Task to complete ▸
Say how many lines include the word "признать", using only a number.

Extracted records
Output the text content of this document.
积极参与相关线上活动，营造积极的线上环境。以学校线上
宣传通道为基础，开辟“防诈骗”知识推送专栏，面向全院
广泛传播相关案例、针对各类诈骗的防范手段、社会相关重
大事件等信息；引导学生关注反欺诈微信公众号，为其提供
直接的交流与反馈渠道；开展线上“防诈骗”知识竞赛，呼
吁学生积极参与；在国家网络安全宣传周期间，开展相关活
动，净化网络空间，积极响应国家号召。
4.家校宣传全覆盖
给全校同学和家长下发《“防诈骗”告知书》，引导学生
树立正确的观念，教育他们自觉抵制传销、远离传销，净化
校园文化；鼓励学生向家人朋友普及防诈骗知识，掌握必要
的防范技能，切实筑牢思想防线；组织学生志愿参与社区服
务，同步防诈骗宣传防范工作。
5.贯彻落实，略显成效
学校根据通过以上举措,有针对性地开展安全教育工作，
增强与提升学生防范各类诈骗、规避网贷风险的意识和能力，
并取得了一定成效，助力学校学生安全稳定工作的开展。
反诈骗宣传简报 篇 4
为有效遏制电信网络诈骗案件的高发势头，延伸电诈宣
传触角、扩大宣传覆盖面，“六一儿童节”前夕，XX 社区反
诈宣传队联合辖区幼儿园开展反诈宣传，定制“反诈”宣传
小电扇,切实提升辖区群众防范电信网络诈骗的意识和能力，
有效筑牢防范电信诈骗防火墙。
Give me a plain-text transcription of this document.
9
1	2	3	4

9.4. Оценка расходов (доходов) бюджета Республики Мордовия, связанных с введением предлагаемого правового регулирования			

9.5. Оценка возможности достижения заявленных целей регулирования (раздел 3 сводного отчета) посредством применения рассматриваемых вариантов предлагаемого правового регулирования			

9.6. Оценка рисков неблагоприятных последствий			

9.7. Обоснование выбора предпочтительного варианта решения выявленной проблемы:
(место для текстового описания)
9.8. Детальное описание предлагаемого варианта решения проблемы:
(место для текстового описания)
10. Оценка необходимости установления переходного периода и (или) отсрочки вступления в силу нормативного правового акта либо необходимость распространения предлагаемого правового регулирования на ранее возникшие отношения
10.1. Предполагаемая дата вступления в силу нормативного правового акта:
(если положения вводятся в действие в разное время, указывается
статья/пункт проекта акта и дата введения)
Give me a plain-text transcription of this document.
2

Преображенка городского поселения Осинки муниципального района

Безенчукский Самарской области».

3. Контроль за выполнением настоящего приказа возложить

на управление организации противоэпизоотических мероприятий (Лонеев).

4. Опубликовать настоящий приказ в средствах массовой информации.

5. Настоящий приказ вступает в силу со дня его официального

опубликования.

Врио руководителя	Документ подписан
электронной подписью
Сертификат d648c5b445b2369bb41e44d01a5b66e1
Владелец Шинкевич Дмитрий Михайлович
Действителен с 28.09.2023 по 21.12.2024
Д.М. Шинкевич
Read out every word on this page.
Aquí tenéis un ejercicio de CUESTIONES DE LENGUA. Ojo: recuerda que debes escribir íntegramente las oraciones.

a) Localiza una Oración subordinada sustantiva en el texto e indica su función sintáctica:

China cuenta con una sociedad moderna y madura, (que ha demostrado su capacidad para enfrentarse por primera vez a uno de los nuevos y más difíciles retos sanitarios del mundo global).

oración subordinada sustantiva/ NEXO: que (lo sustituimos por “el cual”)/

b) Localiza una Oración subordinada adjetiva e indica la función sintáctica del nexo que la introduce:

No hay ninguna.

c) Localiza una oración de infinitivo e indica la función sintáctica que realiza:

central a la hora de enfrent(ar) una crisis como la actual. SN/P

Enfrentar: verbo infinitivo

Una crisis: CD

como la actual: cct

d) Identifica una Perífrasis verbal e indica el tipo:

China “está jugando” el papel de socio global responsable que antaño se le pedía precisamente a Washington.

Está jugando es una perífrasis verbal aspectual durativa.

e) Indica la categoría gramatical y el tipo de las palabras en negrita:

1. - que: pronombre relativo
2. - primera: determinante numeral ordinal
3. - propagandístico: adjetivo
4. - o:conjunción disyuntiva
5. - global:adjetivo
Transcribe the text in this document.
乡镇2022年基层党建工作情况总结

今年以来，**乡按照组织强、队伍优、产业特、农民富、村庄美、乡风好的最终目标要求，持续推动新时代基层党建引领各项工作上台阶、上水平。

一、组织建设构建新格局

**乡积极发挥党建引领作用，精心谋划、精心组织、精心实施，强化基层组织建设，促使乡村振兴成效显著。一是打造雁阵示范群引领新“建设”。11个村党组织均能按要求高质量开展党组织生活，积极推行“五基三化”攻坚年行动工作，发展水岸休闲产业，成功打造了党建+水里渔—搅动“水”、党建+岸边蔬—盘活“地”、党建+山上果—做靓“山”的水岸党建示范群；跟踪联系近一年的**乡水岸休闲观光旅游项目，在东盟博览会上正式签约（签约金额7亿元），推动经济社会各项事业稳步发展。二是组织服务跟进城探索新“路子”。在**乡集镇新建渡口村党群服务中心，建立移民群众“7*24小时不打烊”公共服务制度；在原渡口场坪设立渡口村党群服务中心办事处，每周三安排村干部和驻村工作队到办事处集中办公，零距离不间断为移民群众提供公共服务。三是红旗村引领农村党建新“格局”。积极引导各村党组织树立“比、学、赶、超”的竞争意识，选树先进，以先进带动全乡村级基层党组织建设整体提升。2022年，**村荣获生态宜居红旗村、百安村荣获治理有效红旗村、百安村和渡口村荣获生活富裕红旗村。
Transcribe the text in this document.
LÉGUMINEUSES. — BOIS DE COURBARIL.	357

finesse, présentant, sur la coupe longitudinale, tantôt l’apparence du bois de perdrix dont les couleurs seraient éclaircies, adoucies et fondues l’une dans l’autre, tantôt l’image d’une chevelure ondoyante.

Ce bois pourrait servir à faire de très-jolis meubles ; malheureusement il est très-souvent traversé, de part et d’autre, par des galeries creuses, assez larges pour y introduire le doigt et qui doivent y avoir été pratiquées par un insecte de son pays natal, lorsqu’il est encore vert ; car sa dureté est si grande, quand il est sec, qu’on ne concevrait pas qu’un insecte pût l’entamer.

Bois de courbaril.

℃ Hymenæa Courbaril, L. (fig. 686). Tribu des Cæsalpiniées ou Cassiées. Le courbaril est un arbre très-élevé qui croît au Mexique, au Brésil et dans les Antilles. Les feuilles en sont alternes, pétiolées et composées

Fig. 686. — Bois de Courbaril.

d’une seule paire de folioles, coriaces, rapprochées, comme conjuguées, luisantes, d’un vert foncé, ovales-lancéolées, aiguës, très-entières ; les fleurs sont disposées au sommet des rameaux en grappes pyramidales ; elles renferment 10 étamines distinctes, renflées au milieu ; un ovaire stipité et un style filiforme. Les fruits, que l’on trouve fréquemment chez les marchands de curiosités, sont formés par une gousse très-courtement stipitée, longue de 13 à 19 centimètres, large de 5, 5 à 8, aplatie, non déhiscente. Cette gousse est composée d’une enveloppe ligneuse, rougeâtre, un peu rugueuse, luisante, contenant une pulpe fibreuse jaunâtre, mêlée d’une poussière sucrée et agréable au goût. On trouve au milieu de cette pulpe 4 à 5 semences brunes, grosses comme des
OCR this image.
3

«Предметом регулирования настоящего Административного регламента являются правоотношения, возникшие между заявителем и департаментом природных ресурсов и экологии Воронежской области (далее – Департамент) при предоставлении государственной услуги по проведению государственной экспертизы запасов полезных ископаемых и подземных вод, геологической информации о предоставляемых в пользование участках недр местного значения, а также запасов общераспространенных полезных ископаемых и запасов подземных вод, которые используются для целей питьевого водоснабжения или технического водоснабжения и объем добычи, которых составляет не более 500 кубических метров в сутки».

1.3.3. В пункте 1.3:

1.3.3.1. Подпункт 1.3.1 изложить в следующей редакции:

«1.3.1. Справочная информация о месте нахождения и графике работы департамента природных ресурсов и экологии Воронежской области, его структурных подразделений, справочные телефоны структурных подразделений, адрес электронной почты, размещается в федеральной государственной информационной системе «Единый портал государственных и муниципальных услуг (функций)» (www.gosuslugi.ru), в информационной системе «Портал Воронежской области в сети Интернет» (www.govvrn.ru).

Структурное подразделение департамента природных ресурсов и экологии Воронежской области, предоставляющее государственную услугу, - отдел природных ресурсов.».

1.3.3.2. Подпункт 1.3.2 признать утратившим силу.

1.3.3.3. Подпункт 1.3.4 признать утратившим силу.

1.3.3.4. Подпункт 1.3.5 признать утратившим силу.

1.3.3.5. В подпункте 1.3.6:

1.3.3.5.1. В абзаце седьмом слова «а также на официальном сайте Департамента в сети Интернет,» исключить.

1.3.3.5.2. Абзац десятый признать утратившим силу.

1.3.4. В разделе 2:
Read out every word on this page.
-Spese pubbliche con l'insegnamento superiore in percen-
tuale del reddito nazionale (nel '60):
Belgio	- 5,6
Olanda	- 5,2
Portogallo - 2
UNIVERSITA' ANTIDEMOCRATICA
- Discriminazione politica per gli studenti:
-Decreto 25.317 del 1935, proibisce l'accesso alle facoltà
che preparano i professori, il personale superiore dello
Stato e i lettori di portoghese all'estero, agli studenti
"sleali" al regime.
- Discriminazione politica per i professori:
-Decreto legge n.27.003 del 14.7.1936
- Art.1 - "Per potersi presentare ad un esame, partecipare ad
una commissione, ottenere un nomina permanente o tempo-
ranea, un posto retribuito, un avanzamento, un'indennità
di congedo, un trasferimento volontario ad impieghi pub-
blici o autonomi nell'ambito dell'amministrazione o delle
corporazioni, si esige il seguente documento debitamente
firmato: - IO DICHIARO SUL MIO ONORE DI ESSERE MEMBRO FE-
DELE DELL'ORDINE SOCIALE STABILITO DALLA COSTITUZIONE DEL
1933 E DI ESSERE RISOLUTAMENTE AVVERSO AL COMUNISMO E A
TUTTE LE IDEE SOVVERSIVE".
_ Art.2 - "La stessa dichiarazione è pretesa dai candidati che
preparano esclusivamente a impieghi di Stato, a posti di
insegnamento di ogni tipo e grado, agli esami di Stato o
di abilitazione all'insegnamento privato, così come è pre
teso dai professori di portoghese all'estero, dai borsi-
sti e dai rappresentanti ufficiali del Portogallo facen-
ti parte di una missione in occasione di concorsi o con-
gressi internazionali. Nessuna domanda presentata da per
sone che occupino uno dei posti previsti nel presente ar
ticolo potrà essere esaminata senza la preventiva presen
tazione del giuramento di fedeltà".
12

Solution to this task ▸
4